• **BRIEF**:
What is the number of lines in the data that contain "alveolar"? Respond with nothing else.

Document transcription data
·····

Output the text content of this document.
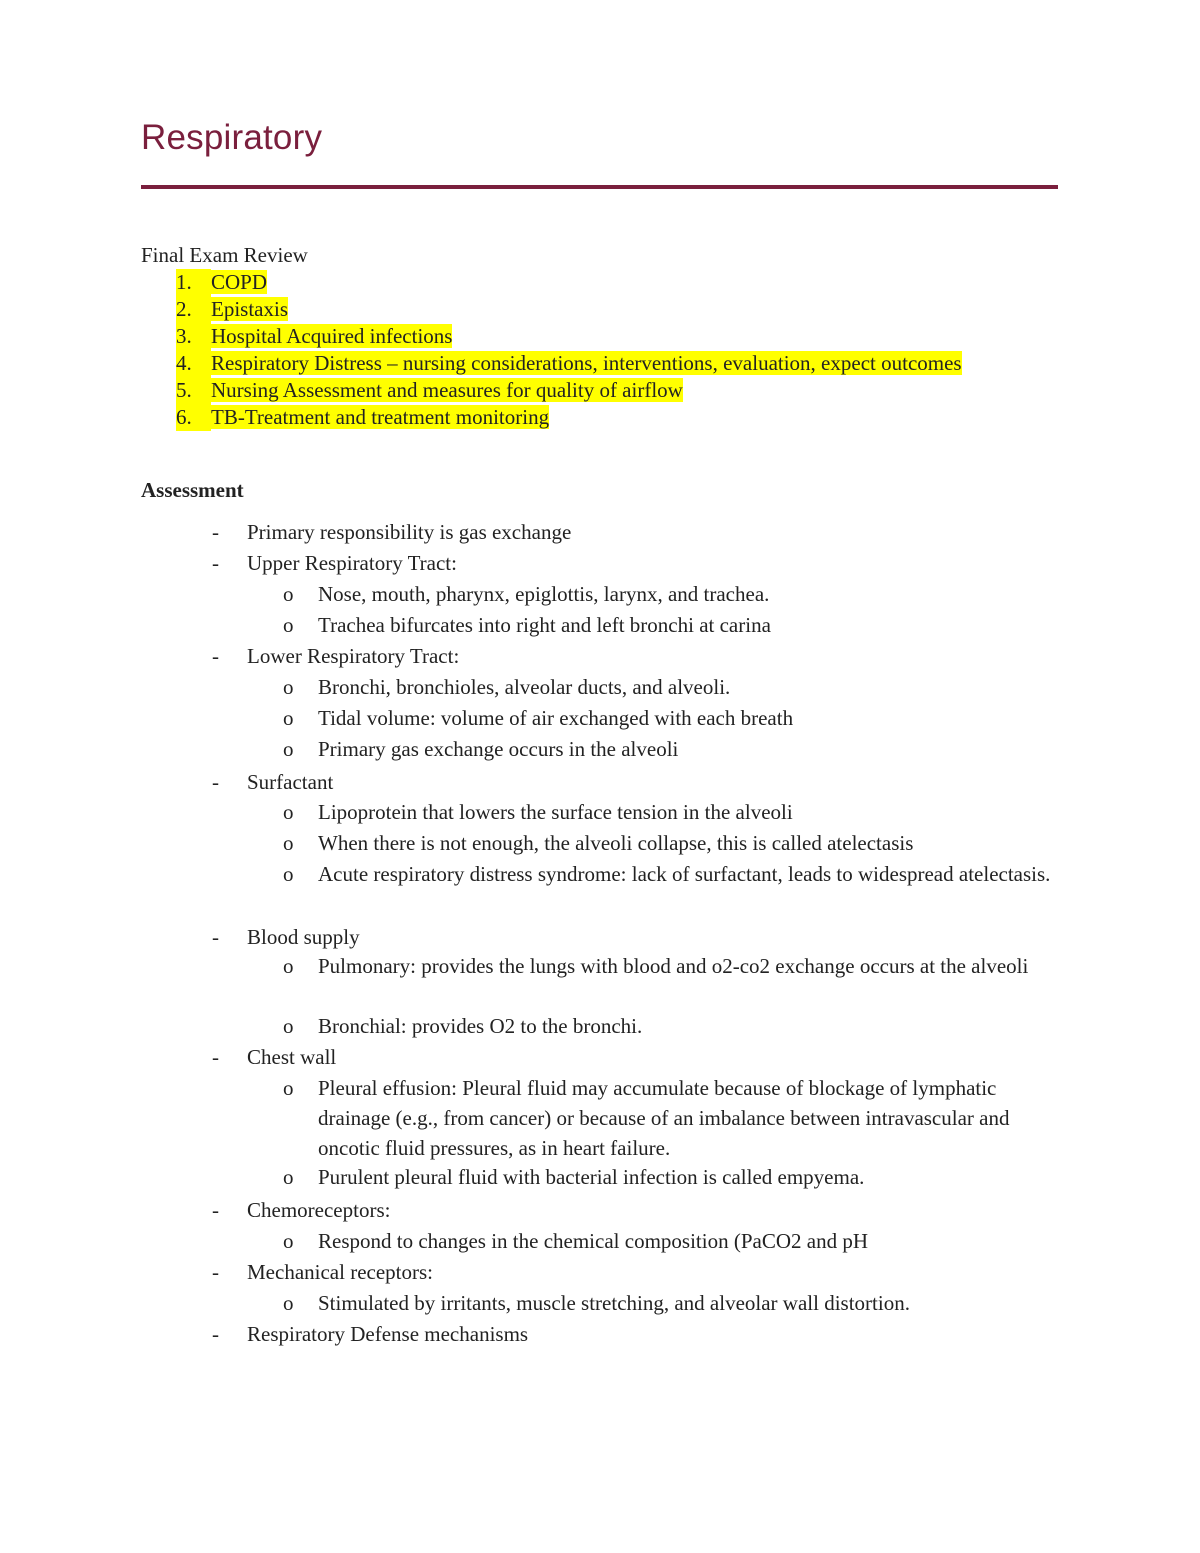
Respiratory
Final Exam Review
1. COPD
2. Epistaxis
3. Hospital Acquired infections
4. Respiratory Distress – nursing considerations, interventions, evaluation, expect outcomes
5. Nursing Assessment and measures for quality of airflow
6. TB-Treatment and treatment monitoring
Assessment
-	Primary responsibility is gas exchange
-	Upper Respiratory Tract:
o	Nose, mouth, pharynx, epiglottis, larynx, and trachea.
o	Trachea bifurcates into right and left bronchi at carina
-	Lower Respiratory Tract:
o	Bronchi, bronchioles, alveolar ducts, and alveoli.
o	Tidal volume: volume of air exchanged with each breath
o	Primary gas exchange occurs in the alveoli
-	Surfactant
o	Lipoprotein that lowers the surface tension in the alveoli
o	When there is not enough, the alveoli collapse, this is called atelectasis
o	Acute respiratory distress syndrome: lack of surfactant, leads to widespread atelectasis.
-	Blood supply
o	Pulmonary: provides the lungs with blood and o2-co2 exchange occurs at the alveoli
o	Bronchial: provides O2 to the bronchi.
-	Chest wall
o	Pleural effusion: Pleural fluid may accumulate because of blockage of lymphatic drainage (e.g., from cancer) or because of an imbalance between intravascular and oncotic fluid pressures, as in heart failure.
o	Purulent pleural fluid with bacterial infection is called empyema.
-	Chemoreceptors:
o	Respond to changes in the chemical composition (PaCO2 and pH
-	Mechanical receptors:
o	Stimulated by irritants, muscle stretching, and alveolar wall distortion.
-	Respiratory Defense mechanisms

·····

• **FINISHED TASK**:
2